Given request: Using the listing below, give the number of lines where "processo" appears, and nothing else.

Collected data entries:
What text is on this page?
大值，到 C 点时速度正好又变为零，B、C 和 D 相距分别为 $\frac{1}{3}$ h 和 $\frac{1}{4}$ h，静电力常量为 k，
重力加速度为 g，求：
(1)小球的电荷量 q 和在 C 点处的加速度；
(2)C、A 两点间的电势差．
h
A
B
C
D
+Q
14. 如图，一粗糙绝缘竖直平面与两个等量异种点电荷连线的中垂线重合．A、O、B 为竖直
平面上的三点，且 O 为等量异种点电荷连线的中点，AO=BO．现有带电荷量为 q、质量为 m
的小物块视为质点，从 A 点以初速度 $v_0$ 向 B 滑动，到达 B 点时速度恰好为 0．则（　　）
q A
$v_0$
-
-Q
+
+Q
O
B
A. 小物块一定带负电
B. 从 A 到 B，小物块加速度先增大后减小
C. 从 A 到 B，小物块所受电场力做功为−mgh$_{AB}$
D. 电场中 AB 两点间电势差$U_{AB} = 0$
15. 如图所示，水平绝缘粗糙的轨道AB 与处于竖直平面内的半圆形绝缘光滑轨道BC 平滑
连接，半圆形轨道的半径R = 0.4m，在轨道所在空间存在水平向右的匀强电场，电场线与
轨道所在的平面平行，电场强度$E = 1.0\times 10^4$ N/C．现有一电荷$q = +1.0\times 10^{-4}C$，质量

...

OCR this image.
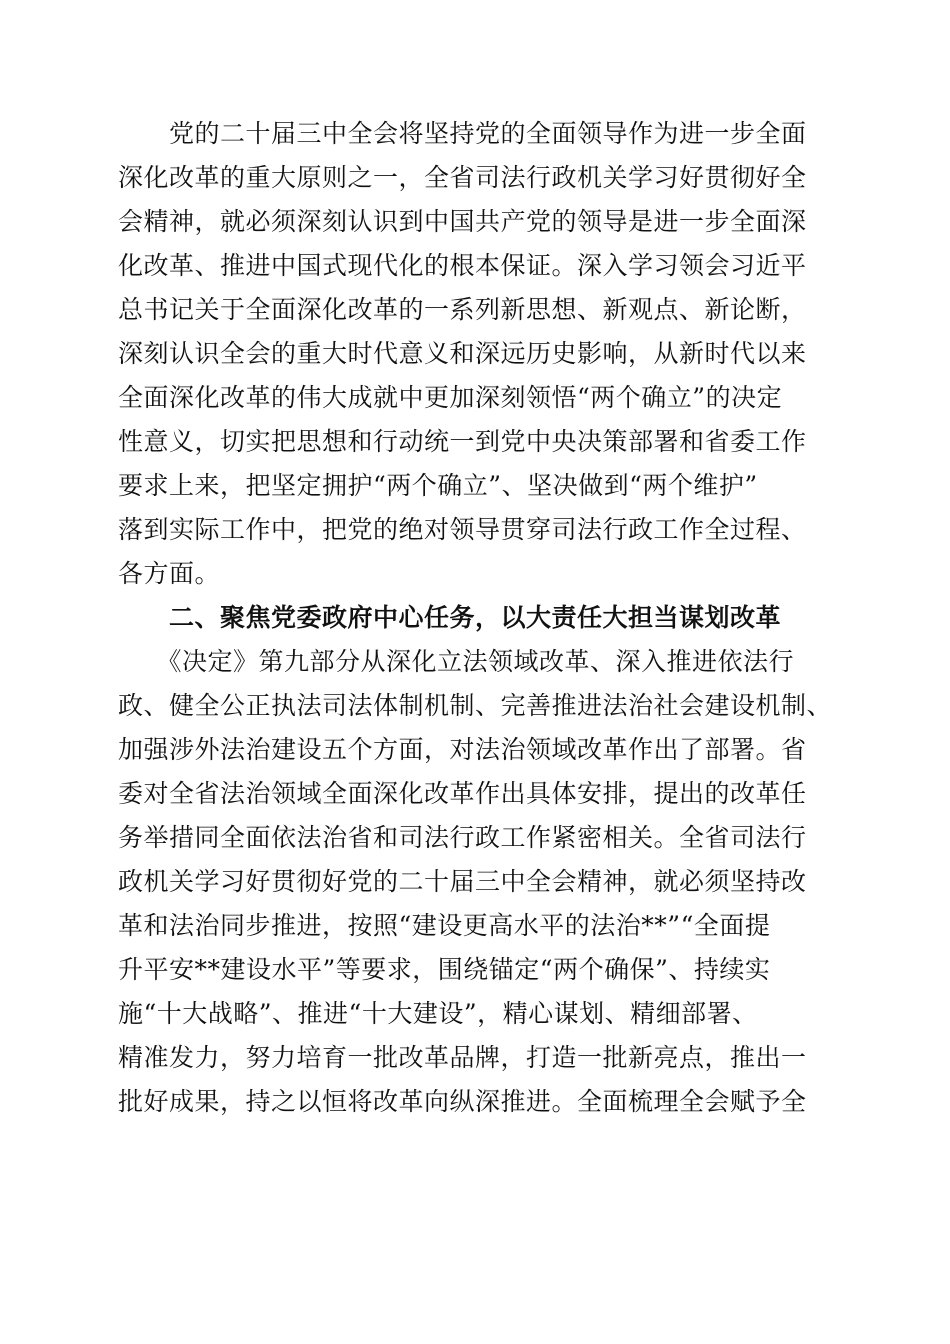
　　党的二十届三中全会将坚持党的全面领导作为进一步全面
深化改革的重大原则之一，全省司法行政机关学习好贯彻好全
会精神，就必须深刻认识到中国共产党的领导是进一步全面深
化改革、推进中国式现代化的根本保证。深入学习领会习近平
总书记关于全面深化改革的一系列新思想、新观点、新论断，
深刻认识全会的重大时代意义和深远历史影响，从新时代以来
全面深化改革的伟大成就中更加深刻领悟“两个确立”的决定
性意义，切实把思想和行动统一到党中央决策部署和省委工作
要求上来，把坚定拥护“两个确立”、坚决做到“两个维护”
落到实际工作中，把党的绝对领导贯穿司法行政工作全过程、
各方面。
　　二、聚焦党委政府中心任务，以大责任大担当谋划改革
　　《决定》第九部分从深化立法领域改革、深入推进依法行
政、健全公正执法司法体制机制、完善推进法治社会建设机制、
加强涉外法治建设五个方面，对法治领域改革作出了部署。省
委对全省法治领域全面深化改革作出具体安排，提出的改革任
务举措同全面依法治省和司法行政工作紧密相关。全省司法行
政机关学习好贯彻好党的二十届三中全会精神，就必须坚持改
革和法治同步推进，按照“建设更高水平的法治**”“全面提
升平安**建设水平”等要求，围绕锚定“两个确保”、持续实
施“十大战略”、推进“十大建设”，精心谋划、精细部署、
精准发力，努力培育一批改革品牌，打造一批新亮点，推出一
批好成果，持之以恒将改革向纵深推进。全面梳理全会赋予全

==

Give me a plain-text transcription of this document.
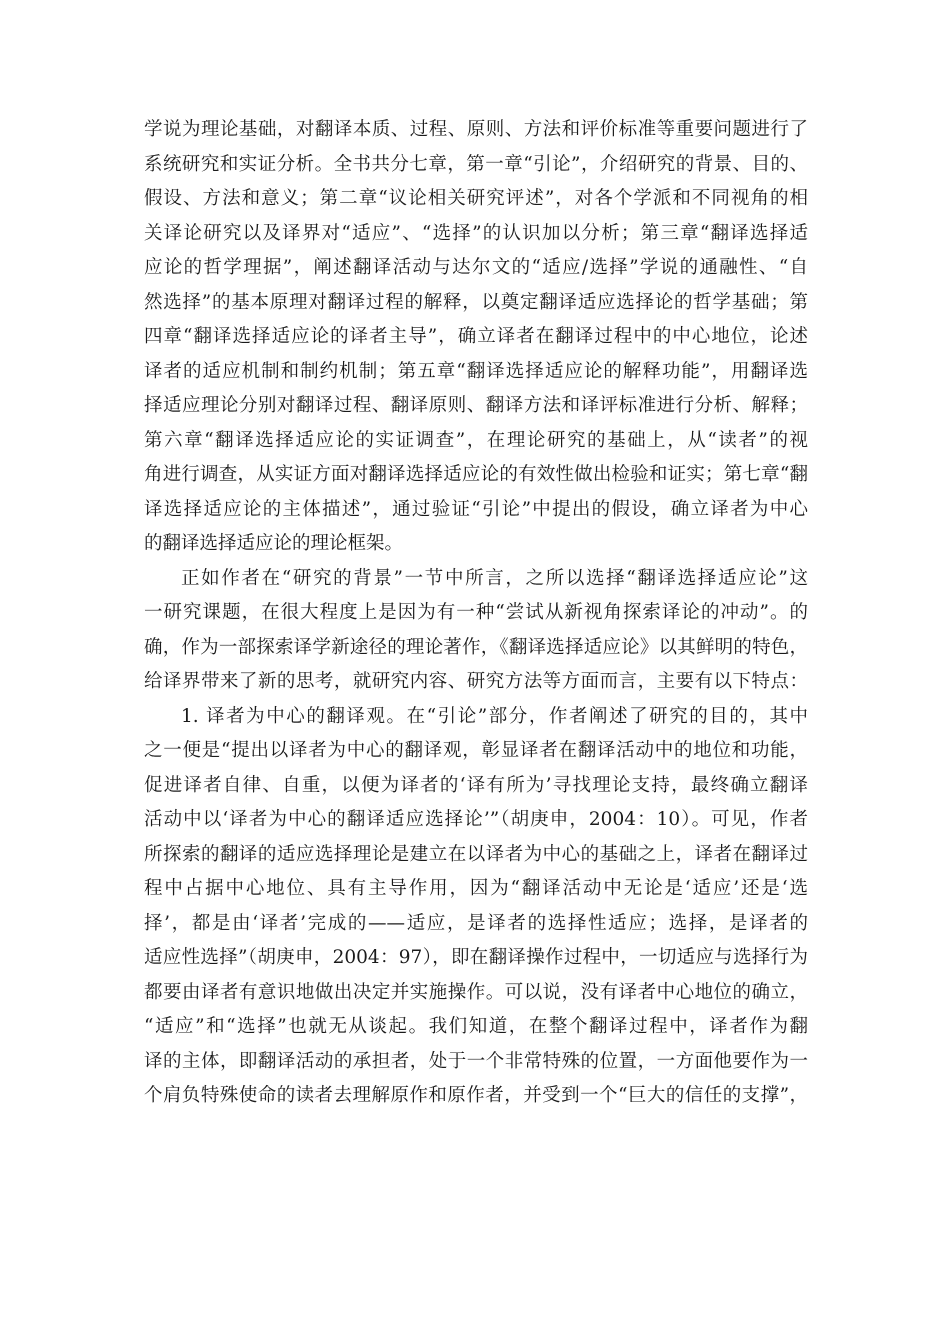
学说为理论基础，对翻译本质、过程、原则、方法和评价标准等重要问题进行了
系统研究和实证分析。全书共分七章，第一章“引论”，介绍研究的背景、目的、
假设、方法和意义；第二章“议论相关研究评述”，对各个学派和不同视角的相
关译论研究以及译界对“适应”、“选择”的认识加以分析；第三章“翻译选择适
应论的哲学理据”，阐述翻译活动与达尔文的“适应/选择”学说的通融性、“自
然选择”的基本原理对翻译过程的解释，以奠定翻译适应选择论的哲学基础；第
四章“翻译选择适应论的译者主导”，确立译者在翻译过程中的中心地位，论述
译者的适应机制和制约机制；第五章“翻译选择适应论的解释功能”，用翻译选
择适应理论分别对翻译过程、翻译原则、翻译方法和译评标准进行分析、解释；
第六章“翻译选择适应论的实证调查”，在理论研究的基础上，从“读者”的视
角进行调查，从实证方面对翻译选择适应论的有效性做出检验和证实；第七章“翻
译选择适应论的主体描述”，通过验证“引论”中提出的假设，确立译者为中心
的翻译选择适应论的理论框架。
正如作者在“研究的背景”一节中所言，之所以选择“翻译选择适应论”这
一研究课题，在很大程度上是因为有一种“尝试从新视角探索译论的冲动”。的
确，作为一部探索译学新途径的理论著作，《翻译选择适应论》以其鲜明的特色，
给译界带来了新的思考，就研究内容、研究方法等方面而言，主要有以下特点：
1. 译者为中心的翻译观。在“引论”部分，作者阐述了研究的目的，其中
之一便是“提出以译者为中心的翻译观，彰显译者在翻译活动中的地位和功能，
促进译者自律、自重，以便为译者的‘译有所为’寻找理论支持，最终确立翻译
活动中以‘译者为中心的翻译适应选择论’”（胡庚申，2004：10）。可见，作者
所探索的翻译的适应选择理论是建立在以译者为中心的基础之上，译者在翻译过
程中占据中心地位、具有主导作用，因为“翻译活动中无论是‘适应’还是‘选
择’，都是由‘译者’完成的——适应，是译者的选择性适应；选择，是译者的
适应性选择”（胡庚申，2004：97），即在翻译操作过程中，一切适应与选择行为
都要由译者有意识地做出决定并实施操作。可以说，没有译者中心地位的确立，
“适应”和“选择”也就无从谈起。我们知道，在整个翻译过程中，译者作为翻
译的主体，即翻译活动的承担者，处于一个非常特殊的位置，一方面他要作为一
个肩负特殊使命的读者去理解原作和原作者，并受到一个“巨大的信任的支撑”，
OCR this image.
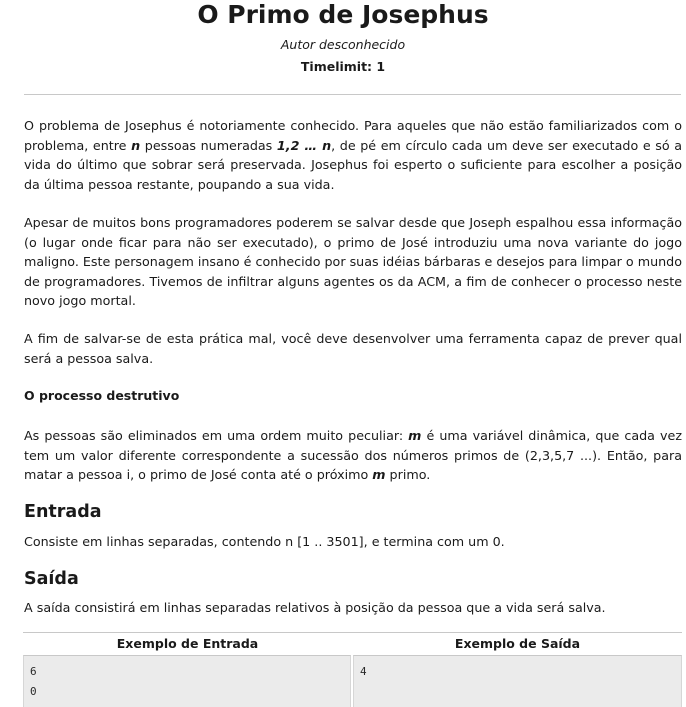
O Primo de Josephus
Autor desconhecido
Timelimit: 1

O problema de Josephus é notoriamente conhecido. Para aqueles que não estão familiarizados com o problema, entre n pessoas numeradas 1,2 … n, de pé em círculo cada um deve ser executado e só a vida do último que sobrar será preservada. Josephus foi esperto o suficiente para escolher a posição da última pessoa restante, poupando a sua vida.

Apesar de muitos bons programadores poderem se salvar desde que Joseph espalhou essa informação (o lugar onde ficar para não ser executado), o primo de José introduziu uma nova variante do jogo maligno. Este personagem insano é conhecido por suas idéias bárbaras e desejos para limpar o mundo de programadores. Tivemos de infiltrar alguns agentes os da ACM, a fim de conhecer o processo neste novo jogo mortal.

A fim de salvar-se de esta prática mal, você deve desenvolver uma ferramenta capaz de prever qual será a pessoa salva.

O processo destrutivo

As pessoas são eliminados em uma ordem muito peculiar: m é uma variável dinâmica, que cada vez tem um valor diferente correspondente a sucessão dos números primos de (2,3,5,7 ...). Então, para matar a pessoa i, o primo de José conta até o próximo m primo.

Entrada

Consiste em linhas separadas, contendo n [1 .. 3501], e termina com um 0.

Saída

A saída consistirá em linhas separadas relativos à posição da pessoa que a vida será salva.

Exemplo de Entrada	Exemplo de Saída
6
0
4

Task output: 2